• _WHAT THE EXERCISE ASKS_: Each record below must be returned exactly as shown.

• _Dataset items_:
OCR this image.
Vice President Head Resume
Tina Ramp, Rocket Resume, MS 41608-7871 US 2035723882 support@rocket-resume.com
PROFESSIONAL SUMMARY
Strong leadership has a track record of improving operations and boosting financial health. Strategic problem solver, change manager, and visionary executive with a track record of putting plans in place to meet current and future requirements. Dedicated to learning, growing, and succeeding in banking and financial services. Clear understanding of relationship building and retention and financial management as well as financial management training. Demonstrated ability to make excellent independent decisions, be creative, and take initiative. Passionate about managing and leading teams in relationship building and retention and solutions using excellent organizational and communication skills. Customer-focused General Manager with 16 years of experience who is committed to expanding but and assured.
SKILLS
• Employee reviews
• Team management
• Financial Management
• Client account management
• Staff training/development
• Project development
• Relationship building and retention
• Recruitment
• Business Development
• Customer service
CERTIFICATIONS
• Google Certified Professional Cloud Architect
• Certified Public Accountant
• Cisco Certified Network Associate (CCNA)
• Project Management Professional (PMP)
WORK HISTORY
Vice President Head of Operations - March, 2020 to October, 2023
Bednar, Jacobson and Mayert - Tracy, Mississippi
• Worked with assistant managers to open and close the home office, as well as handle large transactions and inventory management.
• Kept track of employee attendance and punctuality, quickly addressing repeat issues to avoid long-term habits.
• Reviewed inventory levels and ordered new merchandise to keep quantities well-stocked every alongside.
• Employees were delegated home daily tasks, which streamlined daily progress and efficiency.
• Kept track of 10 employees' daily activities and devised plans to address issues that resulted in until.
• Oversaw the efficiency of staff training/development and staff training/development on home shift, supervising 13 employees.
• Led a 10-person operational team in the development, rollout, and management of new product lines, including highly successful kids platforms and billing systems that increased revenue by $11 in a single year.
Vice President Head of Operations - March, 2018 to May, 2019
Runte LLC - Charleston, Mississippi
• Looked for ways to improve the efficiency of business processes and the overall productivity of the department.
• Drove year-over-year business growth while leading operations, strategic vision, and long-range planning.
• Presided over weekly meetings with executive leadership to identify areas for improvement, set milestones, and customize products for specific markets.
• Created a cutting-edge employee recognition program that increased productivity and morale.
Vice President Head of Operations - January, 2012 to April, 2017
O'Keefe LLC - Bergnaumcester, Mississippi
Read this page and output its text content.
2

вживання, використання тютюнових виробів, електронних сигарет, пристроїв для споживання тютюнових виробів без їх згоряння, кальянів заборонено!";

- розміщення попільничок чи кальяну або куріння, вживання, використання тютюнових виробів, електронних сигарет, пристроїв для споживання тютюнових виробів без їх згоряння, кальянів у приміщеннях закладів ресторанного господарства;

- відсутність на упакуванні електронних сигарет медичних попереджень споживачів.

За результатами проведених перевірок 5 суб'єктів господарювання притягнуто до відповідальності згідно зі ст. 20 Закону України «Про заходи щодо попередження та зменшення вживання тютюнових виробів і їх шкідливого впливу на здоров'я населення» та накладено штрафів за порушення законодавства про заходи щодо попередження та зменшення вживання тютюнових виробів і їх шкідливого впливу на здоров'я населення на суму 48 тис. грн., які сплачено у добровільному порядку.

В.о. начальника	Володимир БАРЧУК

• _FULL RESPONSE_:
OCR this image.
Vice President Head Resume
Tina Ramp, Rocket Resume, MS 41608-7871 US 2035723882 support@rocket-resume.com
PROFESSIONAL SUMMARY
Strong leadership has a track record of improving operations and boosting financial health. Strategic problem solver, change manager, and visionary executive with a track record of putting plans in place to meet current and future requirements. Dedicated to learning, growing, and succeeding in banking and financial services. Clear understanding of relationship building and retention and financial management as well as financial management training. Demonstrated ability to make excellent independent decisions, be creative, and take initiative. Passionate about managing and leading teams in relationship building and retention and solutions using excellent organizational and communication skills. Customer-focused General Manager with 16 years of experience who is committed to expanding but and assured.
SKILLS
• Employee reviews
• Team management
• Financial Management
• Client account management
• Staff training/development
• Project development
• Relationship building and retention
• Recruitment
• Business Development
• Customer service
CERTIFICATIONS
• Google Certified Professional Cloud Architect
• Certified Public Accountant
• Cisco Certified Network Associate (CCNA)
• Project Management Professional (PMP)
WORK HISTORY
Vice President Head of Operations - March, 2020 to October, 2023
Bednar, Jacobson and Mayert - Tracy, Mississippi
• Worked with assistant managers to open and close the home office, as well as handle large transactions and inventory management.
• Kept track of employee attendance and punctuality, quickly addressing repeat issues to avoid long-term habits.
• Reviewed inventory levels and ordered new merchandise to keep quantities well-stocked every alongside.
• Employees were delegated home daily tasks, which streamlined daily progress and efficiency.
• Kept track of 10 employees' daily activities and devised plans to address issues that resulted in until.
• Oversaw the efficiency of staff training/development and staff training/development on home shift, supervising 13 employees.
• Led a 10-person operational team in the development, rollout, and management of new product lines, including highly successful kids platforms and billing systems that increased revenue by $11 in a single year.
Vice President Head of Operations - March, 2018 to May, 2019
Runte LLC - Charleston, Mississippi
• Looked for ways to improve the efficiency of business processes and the overall productivity of the department.
• Drove year-over-year business growth while leading operations, strategic vision, and long-range planning.
• Presided over weekly meetings with executive leadership to identify areas for improvement, set milestones, and customize products for specific markets.
• Created a cutting-edge employee recognition program that increased productivity and morale.
Vice President Head of Operations - January, 2012 to April, 2017
O'Keefe LLC - Bergnaumcester, Mississippi
Read this page and output its text content.
2

вживання, використання тютюнових виробів, електронних сигарет, пристроїв для споживання тютюнових виробів без їх згоряння, кальянів заборонено!";

- розміщення попільничок чи кальяну або куріння, вживання, використання тютюнових виробів, електронних сигарет, пристроїв для споживання тютюнових виробів без їх згоряння, кальянів у приміщеннях закладів ресторанного господарства;

- відсутність на упакуванні електронних сигарет медичних попереджень споживачів.

За результатами проведених перевірок 5 суб'єктів господарювання притягнуто до відповідальності згідно зі ст. 20 Закону України «Про заходи щодо попередження та зменшення вживання тютюнових виробів і їх шкідливого впливу на здоров'я населення» та накладено штрафів за порушення законодавства про заходи щодо попередження та зменшення вживання тютюнових виробів і їх шкідливого впливу на здоров'я населення на суму 48 тис. грн., які сплачено у добровільному порядку.

В.о. начальника	Володимир БАРЧУК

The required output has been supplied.